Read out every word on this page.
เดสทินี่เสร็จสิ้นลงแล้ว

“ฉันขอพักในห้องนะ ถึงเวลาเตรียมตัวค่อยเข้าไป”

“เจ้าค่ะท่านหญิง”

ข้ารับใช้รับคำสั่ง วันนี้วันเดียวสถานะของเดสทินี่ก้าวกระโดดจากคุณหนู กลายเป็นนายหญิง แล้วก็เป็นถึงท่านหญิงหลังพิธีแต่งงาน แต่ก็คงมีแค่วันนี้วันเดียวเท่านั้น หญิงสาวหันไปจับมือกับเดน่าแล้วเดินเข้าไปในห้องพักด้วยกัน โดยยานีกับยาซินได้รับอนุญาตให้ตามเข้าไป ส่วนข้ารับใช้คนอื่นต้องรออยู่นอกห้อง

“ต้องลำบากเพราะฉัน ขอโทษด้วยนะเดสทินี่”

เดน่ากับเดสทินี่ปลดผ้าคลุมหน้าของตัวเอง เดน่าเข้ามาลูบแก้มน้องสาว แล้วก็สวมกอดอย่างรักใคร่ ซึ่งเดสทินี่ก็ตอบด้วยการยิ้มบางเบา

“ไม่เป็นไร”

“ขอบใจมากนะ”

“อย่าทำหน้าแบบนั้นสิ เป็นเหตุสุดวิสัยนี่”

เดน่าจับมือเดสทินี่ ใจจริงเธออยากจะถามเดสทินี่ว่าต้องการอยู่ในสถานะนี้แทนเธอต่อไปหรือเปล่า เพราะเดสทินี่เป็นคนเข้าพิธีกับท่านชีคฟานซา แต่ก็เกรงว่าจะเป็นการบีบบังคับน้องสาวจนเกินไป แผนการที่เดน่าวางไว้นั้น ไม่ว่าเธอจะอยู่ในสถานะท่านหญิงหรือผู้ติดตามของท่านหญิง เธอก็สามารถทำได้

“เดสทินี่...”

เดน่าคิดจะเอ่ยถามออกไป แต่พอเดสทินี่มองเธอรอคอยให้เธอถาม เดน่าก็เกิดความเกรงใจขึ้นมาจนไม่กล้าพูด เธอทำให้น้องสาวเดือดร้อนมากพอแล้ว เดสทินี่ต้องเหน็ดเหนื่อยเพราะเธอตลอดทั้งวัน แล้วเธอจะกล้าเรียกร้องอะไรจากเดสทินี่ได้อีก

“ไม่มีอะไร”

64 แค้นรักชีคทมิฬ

**To be done**
Using the material above, gather every line that includes "านหญ".

**Task response**
“เจ้าค่ะท่านหญิง”
ข้ารับใช้รับคำสั่ง วันนี้วันเดียวสถานะของเดสทินี่ก้าวกระโดดจากคุณหนู กลายเป็นนายหญิง แล้วก็เป็นถึงท่านหญิงหลังพิธีแต่งงาน แต่ก็คงมีแค่วันนี้วันเดียวเท่านั้น หญิงสาวหันไปจับมือกับเดน่าแล้วเดินเข้าไปในห้องพักด้วยกัน โดยยานีกับยาซินได้รับอนุญาตให้ตามเข้าไป ส่วนข้ารับใช้คนอื่นต้องรออยู่นอกห้อง
เดน่าจับมือเดสทินี่ ใจจริงเธออยากจะถามเดสทินี่ว่าต้องการอยู่ในสถานะนี้แทนเธอต่อไปหรือเปล่า เพราะเดสทินี่เป็นคนเข้าพิธีกับท่านชีคฟานซา แต่ก็เกรงว่าจะเป็นการบีบบังคับน้องสาวจนเกินไป แผนการที่เดน่าวางไว้นั้น ไม่ว่าเธอจะอยู่ในสถานะท่านหญิงหรือผู้ติดตามของท่านหญิง เธอก็สามารถทำได้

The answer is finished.